EXERCISE BRIEF: Render every nonblank line of the records below as a Markdown table with two columns, No. and Line. Put the row number in No. and the line itself in Line.

* * * *

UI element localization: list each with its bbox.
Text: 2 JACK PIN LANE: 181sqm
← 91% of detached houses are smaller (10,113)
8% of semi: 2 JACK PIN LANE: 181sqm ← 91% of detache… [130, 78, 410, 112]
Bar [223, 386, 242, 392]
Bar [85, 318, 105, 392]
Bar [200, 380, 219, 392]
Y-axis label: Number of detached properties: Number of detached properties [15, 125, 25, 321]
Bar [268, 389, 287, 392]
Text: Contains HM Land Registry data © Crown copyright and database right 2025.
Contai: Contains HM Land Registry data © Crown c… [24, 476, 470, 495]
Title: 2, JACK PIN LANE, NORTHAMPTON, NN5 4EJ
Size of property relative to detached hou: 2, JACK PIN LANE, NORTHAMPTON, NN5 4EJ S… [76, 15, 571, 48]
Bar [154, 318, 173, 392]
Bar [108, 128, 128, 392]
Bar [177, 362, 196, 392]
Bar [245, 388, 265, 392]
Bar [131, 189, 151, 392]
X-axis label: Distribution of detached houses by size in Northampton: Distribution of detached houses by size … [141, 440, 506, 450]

* * * *

RESULT FOR THIS EXERCISE:
| No. | Line |
|---|---|
| 1 | UI element localization: list each with its bbox. |
| 2 | Text: 2 JACK PIN LANE: 181sqm |
| 3 | ← 91% of detached houses are smaller (10,113) |
| 4 | 8% of semi: 2 JACK PIN LANE: 181sqm ← 91% of detache… [130, 78, 410, 112] |
| 5 | Bar [223, 386, 242, 392] |
| 6 | Bar [85, 318, 105, 392] |
| 7 | Bar [200, 380, 219, 392] |
| 8 | Y-axis label: Number of detached properties: Number of detached properties [15, 125, 25, 321] |
| 9 | Bar [268, 389, 287, 392] |
| 10 | Text: Contains HM Land Registry data © Crown copyright and database right 2025. |
| 11 | Contai: Contains HM Land Registry data © Crown c… [24, 476, 470, 495] |
| 12 | Title: 2, JACK PIN LANE, NORTHAMPTON, NN5 4EJ |
| 13 | Size of property relative to detached hou: 2, JACK PIN LANE, NORTHAMPTON, NN5 4EJ S… [76, 15, 571, 48] |
| 14 | Bar [154, 318, 173, 392] |
| 15 | Bar [108, 128, 128, 392] |
| 16 | Bar [177, 362, 196, 392] |
| 17 | Bar [245, 388, 265, 392] |
| 18 | Bar [131, 189, 151, 392] |
| 19 | X-axis label: Distribution of detached houses by size in Northampton: Distribution of detached houses by size … [141, 440, 506, 450] |